§ **Listing**
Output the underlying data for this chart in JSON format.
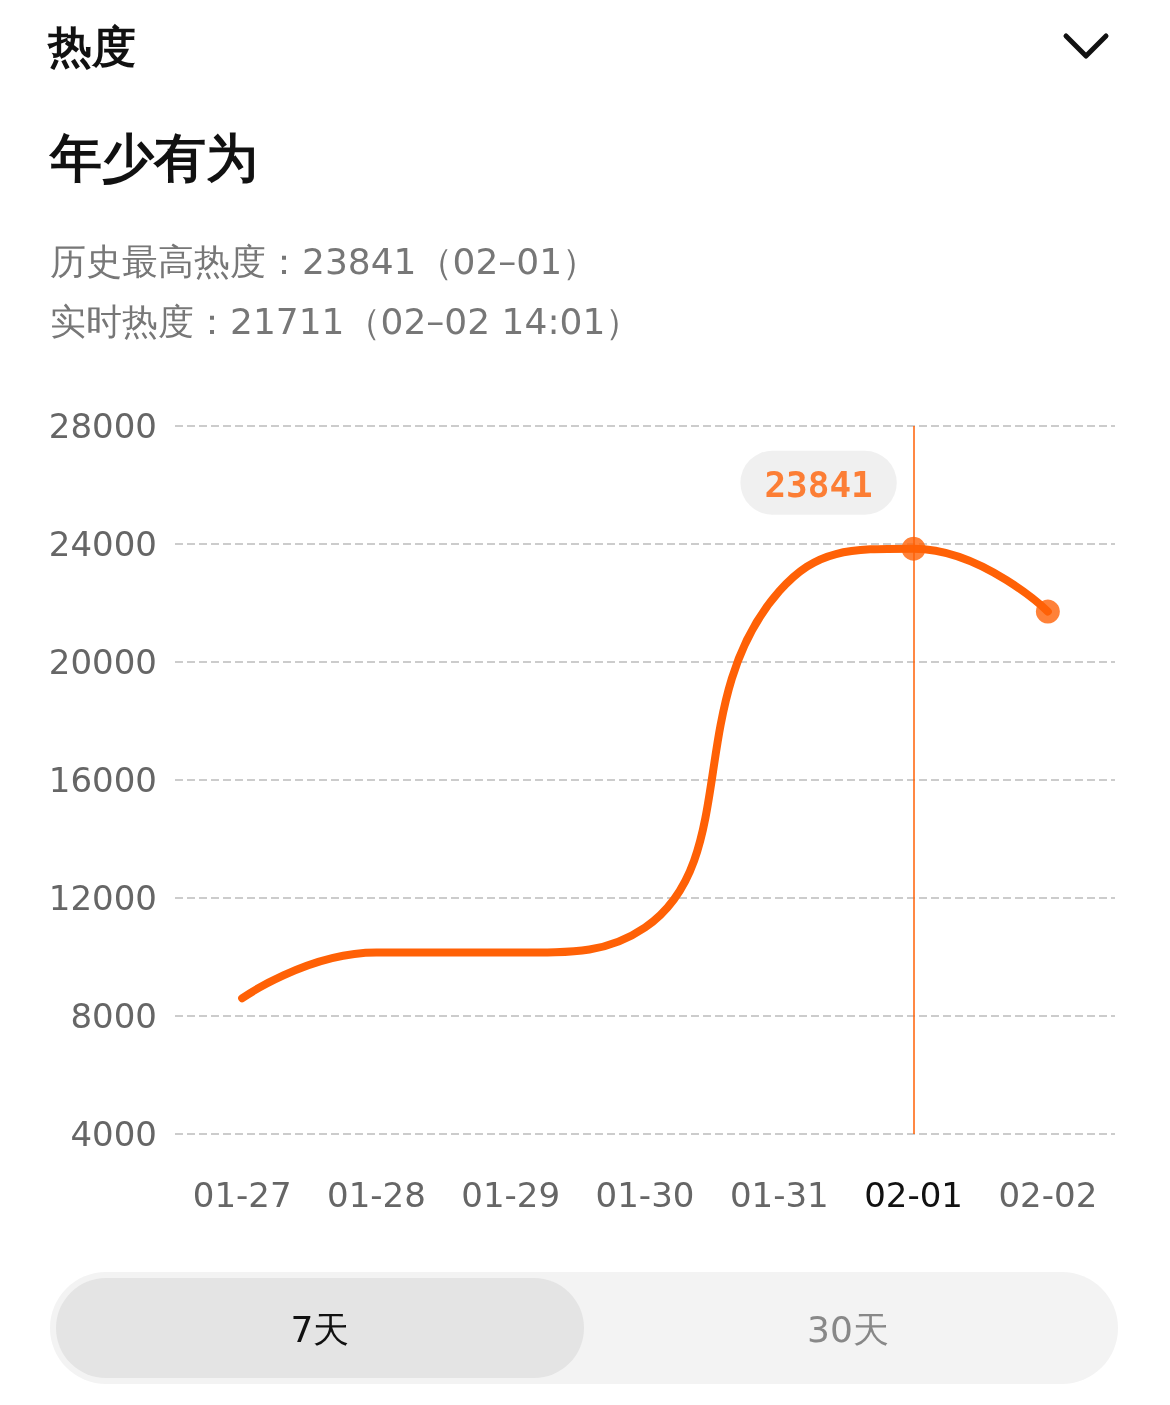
{
  "chart_data": {
    "type": "line",
    "title": "年少有为",
    "annotations": [
      "热度",
      "历史最高热度：23841（02–01）",
      "实时热度：21711（02–02 14:01）",
      "7天",
      "30天"
    ],
    "categories": [
      "01-27",
      "01-28",
      "01-29",
      "01-30",
      "01-31",
      "02-01",
      "02-02"
    ],
    "series": [
      {
        "color": "#ff6106",
        "values": [
          8600,
          10150,
          10150,
          11000,
          22400,
          23841,
          21711
        ]
      },
      {
        "type": "scatter",
        "color": "#ff6106",
        "x": [
          "02-01",
          "02-02"
        ],
        "values": [
          23841,
          21711
        ],
        "value_labels": [
          "23841",
          null
        ]
      }
    ],
    "ylim": [
      4000,
      28000
    ],
    "yticks": [
      4000,
      8000,
      12000,
      16000,
      20000,
      24000,
      28000
    ],
    "grid": "y",
    "line_style": "solid",
    "ref_lines": [
      {
        "axis": "x",
        "value": "02-01",
        "color": "#ff6106"
      }
    ]
  }
}
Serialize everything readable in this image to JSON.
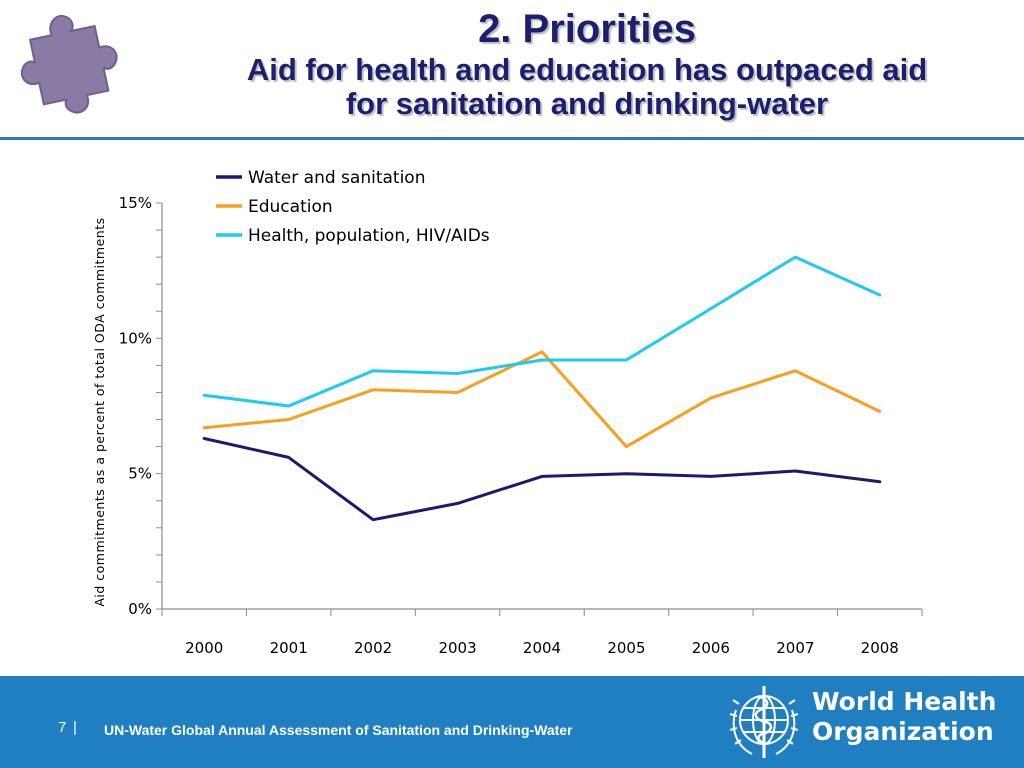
{
  "slide": {
    "title": "2. Priorities",
    "subtitle_line1": "Aid for health and education has outpaced aid",
    "subtitle_line2": "for sanitation and drinking-water"
  },
  "footer": {
    "page_number": "7",
    "separator": "|",
    "text": "UN-Water Global Annual Assessment of Sanitation and Drinking-Water",
    "org_line1": "World Health",
    "org_line2": "Organization"
  },
  "icons": {
    "puzzle": "puzzle-piece-icon",
    "who": "who-emblem-icon"
  },
  "chart_data": {
    "type": "line",
    "title": "",
    "xlabel": "",
    "ylabel": "Aid commitments as a percent of total ODA commitments",
    "categories": [
      "2000",
      "2001",
      "2002",
      "2003",
      "2004",
      "2005",
      "2006",
      "2007",
      "2008"
    ],
    "y_ticks": [
      "0%",
      "5%",
      "10%",
      "15%"
    ],
    "ylim": [
      0,
      15
    ],
    "legend_position": "top-center",
    "grid": false,
    "series": [
      {
        "name": "Water and sanitation",
        "color": "#1a1a6e",
        "values": [
          6.3,
          5.6,
          3.3,
          3.9,
          4.9,
          5.0,
          4.9,
          5.1,
          4.7
        ]
      },
      {
        "name": "Education",
        "color": "#f7a01d",
        "values": [
          6.7,
          7.0,
          8.1,
          8.0,
          9.5,
          6.0,
          7.8,
          8.8,
          7.3
        ]
      },
      {
        "name": "Health, population, HIV/AIDs",
        "color": "#1ecbf0",
        "values": [
          7.9,
          7.5,
          8.8,
          8.7,
          9.2,
          9.2,
          11.1,
          13.0,
          11.6
        ]
      }
    ]
  }
}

§ **Directive**
Reproduce each record above by retyping it exactly; omit all images.

§ **Solution for this task**
Output the underlying data for this chart in JSON format.
{
  "chart_data": {
    "type": "line",
    "title": "年少有为",
    "annotations": [
      "热度",
      "历史最高热度：23841（02–01）",
      "实时热度：21711（02–02 14:01）",
      "7天",
      "30天"
    ],
    "categories": [
      "01-27",
      "01-28",
      "01-29",
      "01-30",
      "01-31",
      "02-01",
      "02-02"
    ],
    "series": [
      {
        "color": "#ff6106",
        "values": [
          8600,
          10150,
          10150,
          11000,
          22400,
          23841,
          21711
        ]
      },
      {
        "type": "scatter",
        "color": "#ff6106",
        "x": [
          "02-01",
          "02-02"
        ],
        "values": [
          23841,
          21711
        ],
        "value_labels": [
          "23841",
          null
        ]
      }
    ],
    "ylim": [
      4000,
      28000
    ],
    "yticks": [
      4000,
      8000,
      12000,
      16000,
      20000,
      24000,
      28000
    ],
    "grid": "y",
    "line_style": "solid",
    "ref_lines": [
      {
        "axis": "x",
        "value": "02-01",
        "color": "#ff6106"
      }
    ]
  }
}
Serialize everything readable in this image to JSON.
{
  "slide": {
    "title": "2. Priorities",
    "subtitle_line1": "Aid for health and education has outpaced aid",
    "subtitle_line2": "for sanitation and drinking-water"
  },
  "footer": {
    "page_number": "7",
    "separator": "|",
    "text": "UN-Water Global Annual Assessment of Sanitation and Drinking-Water",
    "org_line1": "World Health",
    "org_line2": "Organization"
  },
  "icons": {
    "puzzle": "puzzle-piece-icon",
    "who": "who-emblem-icon"
  },
  "chart_data": {
    "type": "line",
    "title": "",
    "xlabel": "",
    "ylabel": "Aid commitments as a percent of total ODA commitments",
    "categories": [
      "2000",
      "2001",
      "2002",
      "2003",
      "2004",
      "2005",
      "2006",
      "2007",
      "2008"
    ],
    "y_ticks": [
      "0%",
      "5%",
      "10%",
      "15%"
    ],
    "ylim": [
      0,
      15
    ],
    "legend_position": "top-center",
    "grid": false,
    "series": [
      {
        "name": "Water and sanitation",
        "color": "#1a1a6e",
        "values": [
          6.3,
          5.6,
          3.3,
          3.9,
          4.9,
          5.0,
          4.9,
          5.1,
          4.7
        ]
      },
      {
        "name": "Education",
        "color": "#f7a01d",
        "values": [
          6.7,
          7.0,
          8.1,
          8.0,
          9.5,
          6.0,
          7.8,
          8.8,
          7.3
        ]
      },
      {
        "name": "Health, population, HIV/AIDs",
        "color": "#1ecbf0",
        "values": [
          7.9,
          7.5,
          8.8,
          8.7,
          9.2,
          9.2,
          11.1,
          13.0,
          11.6
        ]
      }
    ]
  }
}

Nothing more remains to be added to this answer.